Transcription de l'échange entre Kevin Le Nouail et Stéphane Romanyszyn
Stéphane Romanyszyn : Bonjour, bienvenue sur notre émission Bourse où les professionnels des marchés de la finance, de la gestion d'actifs viennent nous partager leurs convictions, leurs valeurs, leurs thématiques préférées. Aujourd'hui en visio, c'est Kevin Le Nouail, le Directeur des Investissements chez Avant-Garde Family Office. Kevin, bonjour.
Kevin Le Nouail : Bonjour Stéphane.
Stéphane Romanyszyn : Alors peut-être deux mots sur votre maison avant de parler des thématiques que vous avez choisies de nous faire découvrir aujourd'hui.
Kevin Le Nouail : Oui, avec plaisir. Alors nous, nous sommes un family office. On accompagne des entrepreneurs et des familles fortunées. On va le faire évidemment sous un prisme global puisqu’on déploie aujourd'hui notre savoir-faire, que ce soit sur la gestion des portefeuilles cotés, non cotés, sur lesquels on va revenir aujourd'hui, mais également sur une partie de gestion immobilière, d'ingénierie patrimoniale, d'optimisation fiscale par exemple. Et pour ce qui est de l'investissement coté, on va accompagner nos clients globalement dans la gestion, j'allais dire relativement complète de leur portefeuille. On va le faire avec différents prismes, que ce soit un prisme de gestion libre, sous mandat de gestion, sous conseil très classiquement, mais sur l'ensemble des classes d'actifs, que ce soit les actions dans le monde entier, les obligations également en titres, ce qui est ce qui est une spécificité assez importante en ETF, en produits dérivés, et on va faire cela également sur l'ensemble des devises G10. Donc, ça, c'est vraiment une expertise, j'allais dire relativement historique de notre maison, celle qui a d'ailleurs fait notre réputation.
Stéphane Romanyszyn : D'accord. Alors, la première thématique dont vous avez choisi de nous parler, donc, ce sont les obligations. Il y aura des obligations et il y aura des obligations en 2024 dans le portefeuille de vos clients. Pourquoi ?
Kevin Le Nouail : Absolument. Alors, c'est vrai que c’est une thématique assez large en réalité, de parler des obligations. C'est une classe d'actifs globalement, qui a fait un retour graduel au sein de nos portefeuilles depuis maintenant quasiment le T1 2023. Donc c'est assez ancien. Mais en réalité, en effet, depuis le début d'année, on a fortement accéléré ces prises de position, notamment des prises de position assez opportunistes finalement, que ce soit en euros ou en dollar, on va le faire en direct, comme vous l'avez dit sur les marchés pour nos clients, c’est-à-dire via des obligations en portefeuille. Et ça, on va le faire globalement aussi bien sur des obligations souveraines en devise G10 qu'en effet sur des obligations d'entreprises, j'allais dire type corporate très classique, Investment Grade.

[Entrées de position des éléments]
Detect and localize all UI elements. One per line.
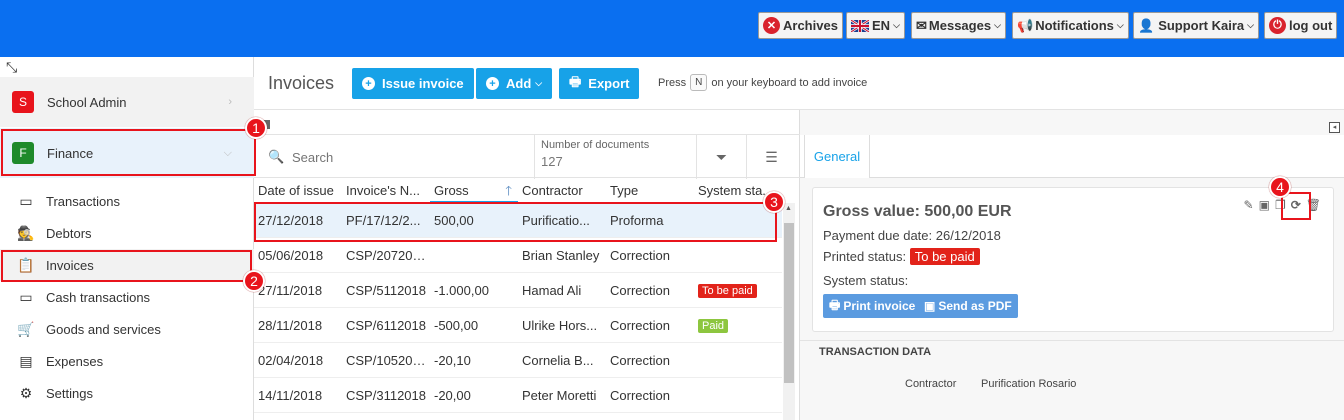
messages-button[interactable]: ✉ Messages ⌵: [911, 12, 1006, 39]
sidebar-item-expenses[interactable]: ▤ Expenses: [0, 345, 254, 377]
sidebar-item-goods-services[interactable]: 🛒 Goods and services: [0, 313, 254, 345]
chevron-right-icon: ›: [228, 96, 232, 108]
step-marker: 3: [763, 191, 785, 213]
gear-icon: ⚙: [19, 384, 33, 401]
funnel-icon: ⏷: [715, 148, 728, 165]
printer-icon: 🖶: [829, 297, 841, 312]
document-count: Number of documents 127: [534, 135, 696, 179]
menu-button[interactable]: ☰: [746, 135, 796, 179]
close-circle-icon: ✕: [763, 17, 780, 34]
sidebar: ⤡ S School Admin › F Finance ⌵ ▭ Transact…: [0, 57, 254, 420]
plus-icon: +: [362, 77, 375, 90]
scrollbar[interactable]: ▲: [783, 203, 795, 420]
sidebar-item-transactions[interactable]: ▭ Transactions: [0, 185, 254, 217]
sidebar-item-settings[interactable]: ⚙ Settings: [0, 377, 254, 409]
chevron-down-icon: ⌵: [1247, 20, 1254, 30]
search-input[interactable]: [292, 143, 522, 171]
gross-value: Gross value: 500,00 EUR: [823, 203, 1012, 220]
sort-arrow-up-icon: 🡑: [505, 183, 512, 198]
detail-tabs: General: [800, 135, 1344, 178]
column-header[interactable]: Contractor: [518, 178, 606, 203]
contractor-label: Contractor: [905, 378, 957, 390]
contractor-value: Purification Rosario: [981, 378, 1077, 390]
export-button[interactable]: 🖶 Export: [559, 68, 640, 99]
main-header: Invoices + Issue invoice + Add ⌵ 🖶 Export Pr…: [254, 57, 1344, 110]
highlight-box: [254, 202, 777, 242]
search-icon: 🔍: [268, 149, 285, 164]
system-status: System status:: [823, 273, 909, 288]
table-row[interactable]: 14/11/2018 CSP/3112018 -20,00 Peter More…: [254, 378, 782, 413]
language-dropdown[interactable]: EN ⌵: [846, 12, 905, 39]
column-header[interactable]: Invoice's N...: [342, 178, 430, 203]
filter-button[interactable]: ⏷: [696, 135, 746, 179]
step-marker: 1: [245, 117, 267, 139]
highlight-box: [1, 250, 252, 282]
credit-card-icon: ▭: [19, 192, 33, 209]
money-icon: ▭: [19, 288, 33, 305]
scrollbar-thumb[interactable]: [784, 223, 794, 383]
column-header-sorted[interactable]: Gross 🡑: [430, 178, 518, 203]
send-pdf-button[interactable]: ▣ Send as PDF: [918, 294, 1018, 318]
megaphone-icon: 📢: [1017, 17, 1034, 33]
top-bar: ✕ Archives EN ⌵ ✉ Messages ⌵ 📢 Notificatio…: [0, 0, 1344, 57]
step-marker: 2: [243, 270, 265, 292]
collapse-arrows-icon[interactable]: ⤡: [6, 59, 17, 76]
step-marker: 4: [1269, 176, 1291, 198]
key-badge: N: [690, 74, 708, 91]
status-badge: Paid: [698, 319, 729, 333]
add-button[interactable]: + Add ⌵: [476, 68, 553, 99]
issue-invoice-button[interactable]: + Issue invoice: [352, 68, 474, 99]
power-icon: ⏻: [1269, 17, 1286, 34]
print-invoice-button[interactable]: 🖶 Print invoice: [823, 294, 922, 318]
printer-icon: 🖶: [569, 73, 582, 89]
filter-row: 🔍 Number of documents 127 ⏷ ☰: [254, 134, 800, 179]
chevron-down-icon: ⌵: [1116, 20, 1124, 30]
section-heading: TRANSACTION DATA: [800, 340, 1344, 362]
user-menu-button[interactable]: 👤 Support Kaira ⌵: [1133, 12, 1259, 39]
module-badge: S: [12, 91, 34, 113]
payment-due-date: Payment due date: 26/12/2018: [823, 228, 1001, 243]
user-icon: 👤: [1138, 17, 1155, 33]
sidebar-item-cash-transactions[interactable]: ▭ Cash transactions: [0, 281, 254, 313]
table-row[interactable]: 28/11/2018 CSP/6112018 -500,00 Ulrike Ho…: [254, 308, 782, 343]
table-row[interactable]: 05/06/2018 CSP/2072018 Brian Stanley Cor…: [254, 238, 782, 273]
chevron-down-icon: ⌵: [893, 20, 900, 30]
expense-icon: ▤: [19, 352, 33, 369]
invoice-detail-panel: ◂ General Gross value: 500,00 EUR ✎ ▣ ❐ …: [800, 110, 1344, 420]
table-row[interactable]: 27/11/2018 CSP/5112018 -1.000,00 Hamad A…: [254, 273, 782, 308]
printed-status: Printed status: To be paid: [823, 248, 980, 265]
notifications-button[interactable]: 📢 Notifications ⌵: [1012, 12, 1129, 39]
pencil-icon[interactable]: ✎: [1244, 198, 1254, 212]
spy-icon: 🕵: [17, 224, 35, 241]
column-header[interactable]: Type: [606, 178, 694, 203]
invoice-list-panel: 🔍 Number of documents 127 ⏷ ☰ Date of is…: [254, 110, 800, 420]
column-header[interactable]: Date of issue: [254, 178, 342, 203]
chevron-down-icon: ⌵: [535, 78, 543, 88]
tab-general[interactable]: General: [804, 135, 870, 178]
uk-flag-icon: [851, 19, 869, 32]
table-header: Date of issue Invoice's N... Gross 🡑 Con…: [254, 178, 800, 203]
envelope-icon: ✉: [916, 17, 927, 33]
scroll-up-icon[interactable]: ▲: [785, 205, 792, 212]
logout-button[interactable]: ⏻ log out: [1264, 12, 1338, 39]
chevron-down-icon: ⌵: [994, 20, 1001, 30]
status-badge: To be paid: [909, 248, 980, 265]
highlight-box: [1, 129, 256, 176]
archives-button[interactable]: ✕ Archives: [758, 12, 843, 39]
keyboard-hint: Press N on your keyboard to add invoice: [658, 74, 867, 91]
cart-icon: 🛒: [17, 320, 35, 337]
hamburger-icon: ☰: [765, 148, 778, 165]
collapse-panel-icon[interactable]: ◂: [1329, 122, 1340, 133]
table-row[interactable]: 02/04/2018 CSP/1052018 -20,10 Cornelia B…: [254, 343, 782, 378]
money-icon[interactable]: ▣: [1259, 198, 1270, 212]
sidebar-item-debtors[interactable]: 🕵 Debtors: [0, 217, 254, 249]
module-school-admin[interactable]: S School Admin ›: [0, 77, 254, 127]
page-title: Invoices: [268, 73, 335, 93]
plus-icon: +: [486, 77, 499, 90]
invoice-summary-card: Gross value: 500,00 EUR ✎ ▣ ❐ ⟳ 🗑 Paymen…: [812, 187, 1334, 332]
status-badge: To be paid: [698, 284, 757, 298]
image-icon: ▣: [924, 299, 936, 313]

--

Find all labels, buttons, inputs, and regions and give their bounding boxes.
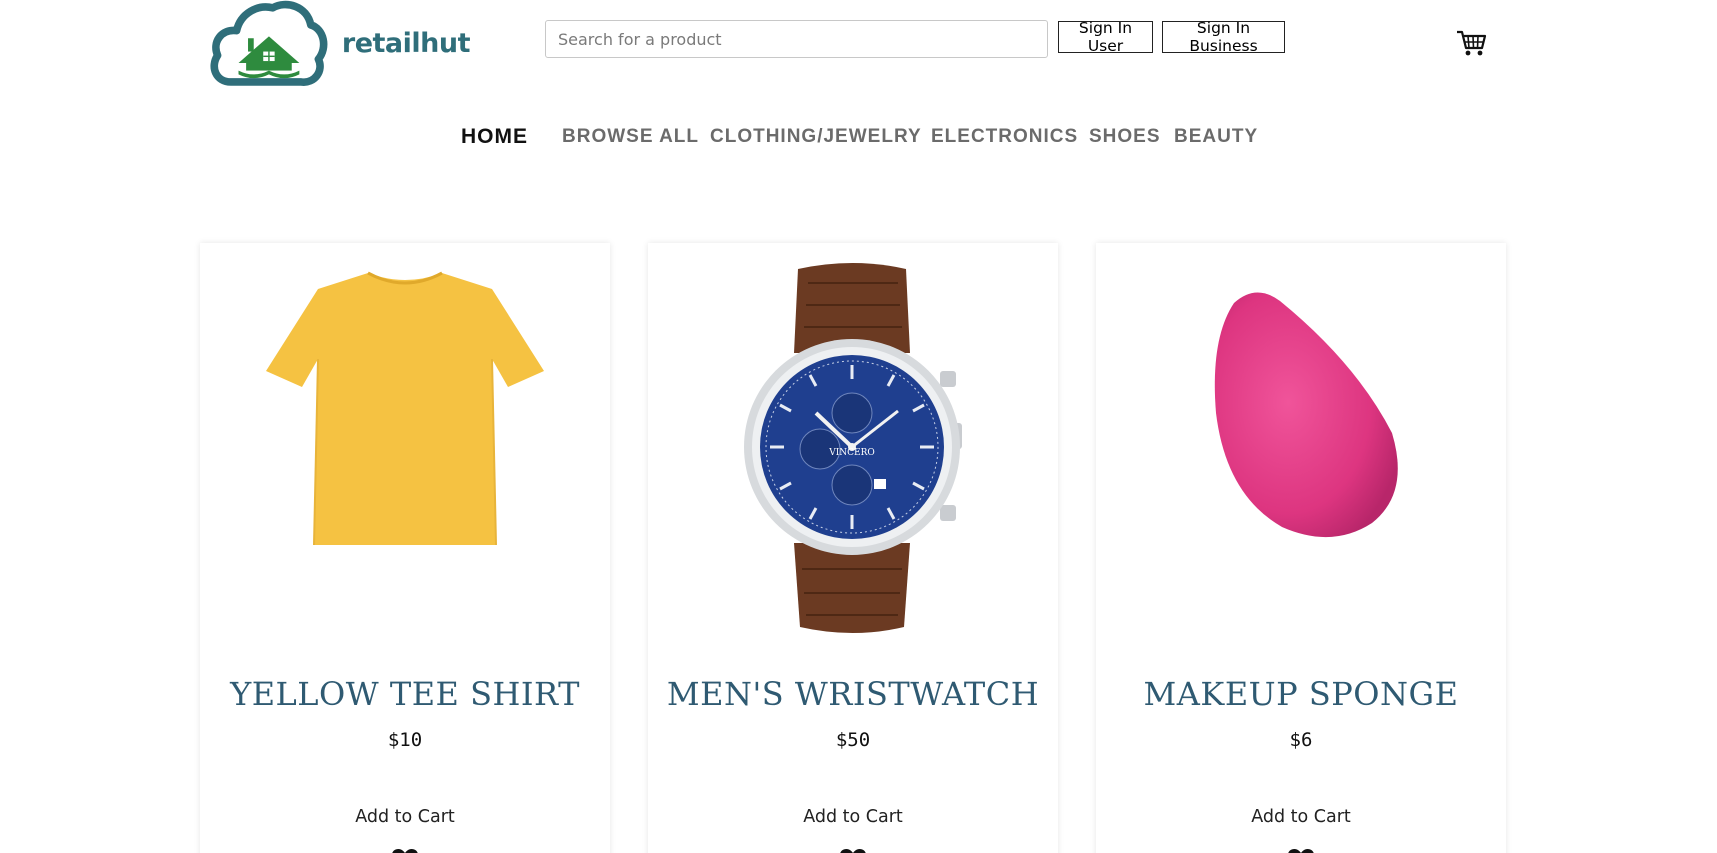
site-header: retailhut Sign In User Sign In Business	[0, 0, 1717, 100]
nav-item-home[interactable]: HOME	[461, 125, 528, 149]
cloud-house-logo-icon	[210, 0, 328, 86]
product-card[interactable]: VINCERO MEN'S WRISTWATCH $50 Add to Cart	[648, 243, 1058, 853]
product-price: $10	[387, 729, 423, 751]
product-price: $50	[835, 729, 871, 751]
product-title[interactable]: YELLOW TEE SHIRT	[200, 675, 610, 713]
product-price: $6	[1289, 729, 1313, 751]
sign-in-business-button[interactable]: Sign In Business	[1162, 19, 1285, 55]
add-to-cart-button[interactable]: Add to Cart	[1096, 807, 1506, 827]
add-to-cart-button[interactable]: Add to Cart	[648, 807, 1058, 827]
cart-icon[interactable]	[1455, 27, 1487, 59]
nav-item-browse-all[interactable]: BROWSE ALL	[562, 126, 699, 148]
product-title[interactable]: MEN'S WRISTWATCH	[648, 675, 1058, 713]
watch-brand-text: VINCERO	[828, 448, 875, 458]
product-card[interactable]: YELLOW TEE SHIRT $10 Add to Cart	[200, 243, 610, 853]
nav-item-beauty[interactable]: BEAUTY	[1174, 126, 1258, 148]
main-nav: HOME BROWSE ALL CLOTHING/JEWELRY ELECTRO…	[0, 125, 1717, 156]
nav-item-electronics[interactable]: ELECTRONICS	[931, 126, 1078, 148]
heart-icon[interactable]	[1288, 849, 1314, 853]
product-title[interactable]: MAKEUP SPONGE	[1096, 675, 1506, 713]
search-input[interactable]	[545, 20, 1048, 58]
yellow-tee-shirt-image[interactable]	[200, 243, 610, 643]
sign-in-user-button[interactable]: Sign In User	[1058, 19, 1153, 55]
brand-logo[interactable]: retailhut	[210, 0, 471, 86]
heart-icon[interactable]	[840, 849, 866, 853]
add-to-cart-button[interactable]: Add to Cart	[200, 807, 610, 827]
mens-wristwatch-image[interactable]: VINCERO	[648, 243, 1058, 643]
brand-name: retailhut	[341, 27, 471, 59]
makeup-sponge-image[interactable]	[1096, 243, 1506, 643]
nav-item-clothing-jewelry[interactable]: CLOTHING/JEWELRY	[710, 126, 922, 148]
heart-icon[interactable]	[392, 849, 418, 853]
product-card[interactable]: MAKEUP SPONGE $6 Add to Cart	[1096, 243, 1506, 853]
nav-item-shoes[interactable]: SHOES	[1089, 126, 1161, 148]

* * *

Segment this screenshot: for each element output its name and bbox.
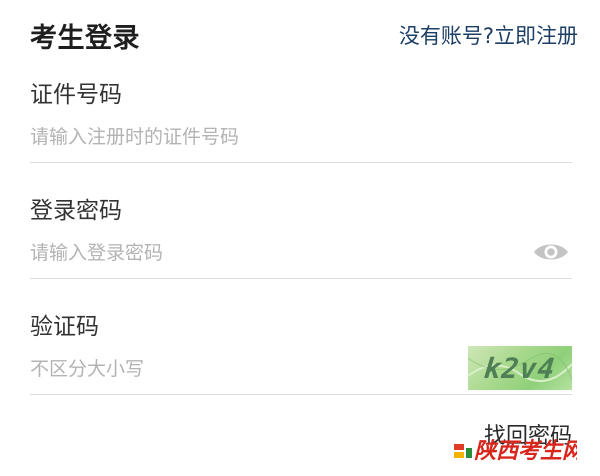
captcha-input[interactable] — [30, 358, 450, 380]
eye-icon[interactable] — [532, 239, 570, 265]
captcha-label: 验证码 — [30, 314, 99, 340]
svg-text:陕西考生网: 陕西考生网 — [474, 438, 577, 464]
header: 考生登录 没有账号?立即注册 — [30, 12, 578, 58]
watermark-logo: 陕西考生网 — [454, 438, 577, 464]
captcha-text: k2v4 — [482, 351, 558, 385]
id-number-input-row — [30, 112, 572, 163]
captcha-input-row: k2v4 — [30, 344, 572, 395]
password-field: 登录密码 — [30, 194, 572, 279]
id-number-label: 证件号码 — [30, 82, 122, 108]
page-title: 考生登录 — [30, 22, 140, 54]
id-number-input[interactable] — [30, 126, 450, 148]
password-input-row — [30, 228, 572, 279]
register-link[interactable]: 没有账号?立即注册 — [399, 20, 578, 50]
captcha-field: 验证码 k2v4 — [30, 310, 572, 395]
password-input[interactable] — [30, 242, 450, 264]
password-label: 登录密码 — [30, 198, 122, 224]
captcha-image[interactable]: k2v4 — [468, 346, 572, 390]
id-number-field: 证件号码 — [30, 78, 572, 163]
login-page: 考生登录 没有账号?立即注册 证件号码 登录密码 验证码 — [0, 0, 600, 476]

Objectif de l'exercice » Dans la transcription, remplacez « maison » par « société », puis reprenez le passage entre « Kevin Le Nouail : Bonjour » et « faire découvrir aujourd'hui. », bornes comprises. Les enregistrements ne sont pas nécessaires pour cet exercice.

Résultat attendu »
Kevin Le Nouail : Bonjour Stéphane.
Stéphane Romanyszyn : Alors peut-être deux mots sur votre société avant de parler des thématiques que vous avez choisies de nous faire découvrir aujourd'hui.